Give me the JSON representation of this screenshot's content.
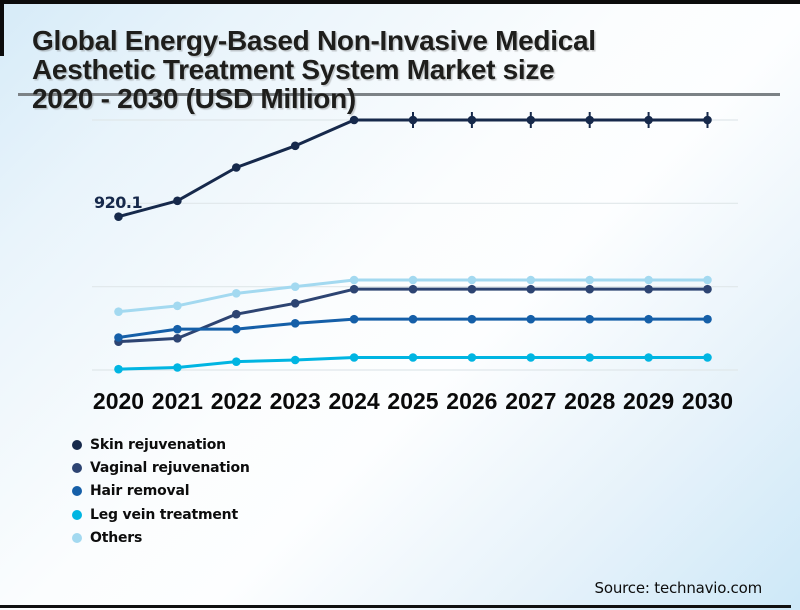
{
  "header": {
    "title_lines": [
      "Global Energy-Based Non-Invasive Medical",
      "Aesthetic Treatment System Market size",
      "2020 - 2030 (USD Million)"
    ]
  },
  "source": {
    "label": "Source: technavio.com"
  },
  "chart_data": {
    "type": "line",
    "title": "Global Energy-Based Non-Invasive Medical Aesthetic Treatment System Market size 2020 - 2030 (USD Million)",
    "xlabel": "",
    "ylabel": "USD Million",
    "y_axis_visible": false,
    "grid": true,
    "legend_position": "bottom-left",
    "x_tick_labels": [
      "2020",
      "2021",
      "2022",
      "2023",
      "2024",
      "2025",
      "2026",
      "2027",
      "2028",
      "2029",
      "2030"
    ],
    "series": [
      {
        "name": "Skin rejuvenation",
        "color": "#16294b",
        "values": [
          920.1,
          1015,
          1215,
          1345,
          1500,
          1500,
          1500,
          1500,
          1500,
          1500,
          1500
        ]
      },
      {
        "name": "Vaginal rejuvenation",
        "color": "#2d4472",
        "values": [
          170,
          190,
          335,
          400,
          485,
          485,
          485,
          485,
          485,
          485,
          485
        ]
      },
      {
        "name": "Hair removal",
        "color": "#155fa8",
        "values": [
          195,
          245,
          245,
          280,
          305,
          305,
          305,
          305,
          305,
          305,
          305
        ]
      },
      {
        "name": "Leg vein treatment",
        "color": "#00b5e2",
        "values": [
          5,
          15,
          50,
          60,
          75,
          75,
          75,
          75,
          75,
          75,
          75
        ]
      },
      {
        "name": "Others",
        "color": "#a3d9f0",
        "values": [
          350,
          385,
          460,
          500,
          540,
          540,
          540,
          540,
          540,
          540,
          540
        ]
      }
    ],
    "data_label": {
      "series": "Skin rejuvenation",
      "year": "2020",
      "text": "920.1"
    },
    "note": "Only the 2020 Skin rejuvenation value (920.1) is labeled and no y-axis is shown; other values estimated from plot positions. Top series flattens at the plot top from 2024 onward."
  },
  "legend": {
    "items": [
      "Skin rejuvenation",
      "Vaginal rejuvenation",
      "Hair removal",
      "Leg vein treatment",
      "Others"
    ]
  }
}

====

**WHAT IS ASKED**
Which lines above hold the word "Energy"? Copy each of them.

**TASK ANSWER**
      "Global Energy-Based Non-Invasive Medical",
    "title": "Global Energy-Based Non-Invasive Medical Aesthetic Treatment System Market size 2020 - 2030 (USD Million)",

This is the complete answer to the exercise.